*Dataset rows*:
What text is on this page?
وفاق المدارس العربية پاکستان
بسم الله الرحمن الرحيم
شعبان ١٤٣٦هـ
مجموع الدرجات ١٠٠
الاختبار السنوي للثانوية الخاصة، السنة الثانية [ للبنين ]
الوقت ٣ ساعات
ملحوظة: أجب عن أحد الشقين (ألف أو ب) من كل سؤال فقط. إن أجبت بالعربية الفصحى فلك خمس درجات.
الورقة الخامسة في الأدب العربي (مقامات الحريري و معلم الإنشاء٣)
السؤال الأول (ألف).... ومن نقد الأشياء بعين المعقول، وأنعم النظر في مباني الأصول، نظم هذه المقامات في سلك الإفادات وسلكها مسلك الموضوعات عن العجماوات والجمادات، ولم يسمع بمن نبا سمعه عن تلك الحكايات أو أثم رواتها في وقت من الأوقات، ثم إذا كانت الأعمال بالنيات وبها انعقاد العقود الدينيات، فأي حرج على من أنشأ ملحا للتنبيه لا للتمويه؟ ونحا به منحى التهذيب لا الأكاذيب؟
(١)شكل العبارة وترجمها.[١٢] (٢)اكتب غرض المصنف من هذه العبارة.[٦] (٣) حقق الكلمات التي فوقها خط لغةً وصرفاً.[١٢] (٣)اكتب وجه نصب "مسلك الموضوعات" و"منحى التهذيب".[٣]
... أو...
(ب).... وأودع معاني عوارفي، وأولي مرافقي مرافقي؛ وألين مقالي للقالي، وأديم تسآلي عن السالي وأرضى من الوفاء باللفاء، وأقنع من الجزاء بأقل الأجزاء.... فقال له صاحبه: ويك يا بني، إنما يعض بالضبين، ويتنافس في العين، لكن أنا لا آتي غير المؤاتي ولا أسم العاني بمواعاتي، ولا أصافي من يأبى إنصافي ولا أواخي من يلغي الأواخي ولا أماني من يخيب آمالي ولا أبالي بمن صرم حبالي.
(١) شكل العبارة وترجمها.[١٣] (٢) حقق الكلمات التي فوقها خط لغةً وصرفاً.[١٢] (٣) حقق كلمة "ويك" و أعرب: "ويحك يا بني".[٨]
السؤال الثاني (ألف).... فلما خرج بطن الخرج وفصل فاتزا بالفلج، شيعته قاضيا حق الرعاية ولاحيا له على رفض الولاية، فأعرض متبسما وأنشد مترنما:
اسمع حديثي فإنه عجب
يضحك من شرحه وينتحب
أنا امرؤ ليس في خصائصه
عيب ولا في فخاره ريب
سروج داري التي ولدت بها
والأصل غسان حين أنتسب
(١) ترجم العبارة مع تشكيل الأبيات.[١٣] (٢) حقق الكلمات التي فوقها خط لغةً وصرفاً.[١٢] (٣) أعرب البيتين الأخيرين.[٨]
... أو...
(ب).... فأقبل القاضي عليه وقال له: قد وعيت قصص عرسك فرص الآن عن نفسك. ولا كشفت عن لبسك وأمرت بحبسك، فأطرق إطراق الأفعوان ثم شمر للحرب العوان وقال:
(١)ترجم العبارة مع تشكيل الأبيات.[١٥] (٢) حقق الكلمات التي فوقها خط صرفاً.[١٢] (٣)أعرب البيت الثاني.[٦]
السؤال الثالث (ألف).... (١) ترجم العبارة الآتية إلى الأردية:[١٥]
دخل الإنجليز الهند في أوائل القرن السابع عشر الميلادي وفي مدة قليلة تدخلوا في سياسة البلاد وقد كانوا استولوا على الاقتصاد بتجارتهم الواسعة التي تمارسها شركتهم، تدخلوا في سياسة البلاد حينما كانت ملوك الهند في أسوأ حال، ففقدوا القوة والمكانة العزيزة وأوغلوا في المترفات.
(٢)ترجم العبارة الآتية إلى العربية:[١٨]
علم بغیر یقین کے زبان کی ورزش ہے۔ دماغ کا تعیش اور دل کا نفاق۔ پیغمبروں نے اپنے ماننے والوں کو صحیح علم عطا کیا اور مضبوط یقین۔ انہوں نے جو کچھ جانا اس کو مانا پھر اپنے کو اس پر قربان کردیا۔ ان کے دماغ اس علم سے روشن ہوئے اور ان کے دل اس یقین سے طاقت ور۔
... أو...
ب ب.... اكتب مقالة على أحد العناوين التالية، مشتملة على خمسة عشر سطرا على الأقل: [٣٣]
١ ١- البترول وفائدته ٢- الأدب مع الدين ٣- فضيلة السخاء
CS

*YOUR TASK*:
Each line of the material should be duplicated exactly, please.

*FULL OUTPUT*:
What text is on this page?
وفاق المدارس العربية پاکستان
بسم الله الرحمن الرحيم
شعبان ١٤٣٦هـ
مجموع الدرجات ١٠٠
الاختبار السنوي للثانوية الخاصة، السنة الثانية [ للبنين ]
الوقت ٣ ساعات
ملحوظة: أجب عن أحد الشقين (ألف أو ب) من كل سؤال فقط. إن أجبت بالعربية الفصحى فلك خمس درجات.
الورقة الخامسة في الأدب العربي (مقامات الحريري و معلم الإنشاء٣)
السؤال الأول (ألف).... ومن نقد الأشياء بعين المعقول، وأنعم النظر في مباني الأصول، نظم هذه المقامات في سلك الإفادات وسلكها مسلك الموضوعات عن العجماوات والجمادات، ولم يسمع بمن نبا سمعه عن تلك الحكايات أو أثم رواتها في وقت من الأوقات، ثم إذا كانت الأعمال بالنيات وبها انعقاد العقود الدينيات، فأي حرج على من أنشأ ملحا للتنبيه لا للتمويه؟ ونحا به منحى التهذيب لا الأكاذيب؟
(١)شكل العبارة وترجمها.[١٢] (٢)اكتب غرض المصنف من هذه العبارة.[٦] (٣) حقق الكلمات التي فوقها خط لغةً وصرفاً.[١٢] (٣)اكتب وجه نصب "مسلك الموضوعات" و"منحى التهذيب".[٣]
... أو...
(ب).... وأودع معاني عوارفي، وأولي مرافقي مرافقي؛ وألين مقالي للقالي، وأديم تسآلي عن السالي وأرضى من الوفاء باللفاء، وأقنع من الجزاء بأقل الأجزاء.... فقال له صاحبه: ويك يا بني، إنما يعض بالضبين، ويتنافس في العين، لكن أنا لا آتي غير المؤاتي ولا أسم العاني بمواعاتي، ولا أصافي من يأبى إنصافي ولا أواخي من يلغي الأواخي ولا أماني من يخيب آمالي ولا أبالي بمن صرم حبالي.
(١) شكل العبارة وترجمها.[١٣] (٢) حقق الكلمات التي فوقها خط لغةً وصرفاً.[١٢] (٣) حقق كلمة "ويك" و أعرب: "ويحك يا بني".[٨]
السؤال الثاني (ألف).... فلما خرج بطن الخرج وفصل فاتزا بالفلج، شيعته قاضيا حق الرعاية ولاحيا له على رفض الولاية، فأعرض متبسما وأنشد مترنما:
اسمع حديثي فإنه عجب
يضحك من شرحه وينتحب
أنا امرؤ ليس في خصائصه
عيب ولا في فخاره ريب
سروج داري التي ولدت بها
والأصل غسان حين أنتسب
(١) ترجم العبارة مع تشكيل الأبيات.[١٣] (٢) حقق الكلمات التي فوقها خط لغةً وصرفاً.[١٢] (٣) أعرب البيتين الأخيرين.[٨]
... أو...
(ب).... فأقبل القاضي عليه وقال له: قد وعيت قصص عرسك فرص الآن عن نفسك. ولا كشفت عن لبسك وأمرت بحبسك، فأطرق إطراق الأفعوان ثم شمر للحرب العوان وقال:
(١)ترجم العبارة مع تشكيل الأبيات.[١٥] (٢) حقق الكلمات التي فوقها خط صرفاً.[١٢] (٣)أعرب البيت الثاني.[٦]
السؤال الثالث (ألف).... (١) ترجم العبارة الآتية إلى الأردية:[١٥]
دخل الإنجليز الهند في أوائل القرن السابع عشر الميلادي وفي مدة قليلة تدخلوا في سياسة البلاد وقد كانوا استولوا على الاقتصاد بتجارتهم الواسعة التي تمارسها شركتهم، تدخلوا في سياسة البلاد حينما كانت ملوك الهند في أسوأ حال، ففقدوا القوة والمكانة العزيزة وأوغلوا في المترفات.
(٢)ترجم العبارة الآتية إلى العربية:[١٨]
علم بغیر یقین کے زبان کی ورزش ہے۔ دماغ کا تعیش اور دل کا نفاق۔ پیغمبروں نے اپنے ماننے والوں کو صحیح علم عطا کیا اور مضبوط یقین۔ انہوں نے جو کچھ جانا اس کو مانا پھر اپنے کو اس پر قربان کردیا۔ ان کے دماغ اس علم سے روشن ہوئے اور ان کے دل اس یقین سے طاقت ور۔
... أو...
ب ب.... اكتب مقالة على أحد العناوين التالية، مشتملة على خمسة عشر سطرا على الأقل: [٣٣]
١ ١- البترول وفائدته ٢- الأدب مع الدين ٣- فضيلة السخاء
CS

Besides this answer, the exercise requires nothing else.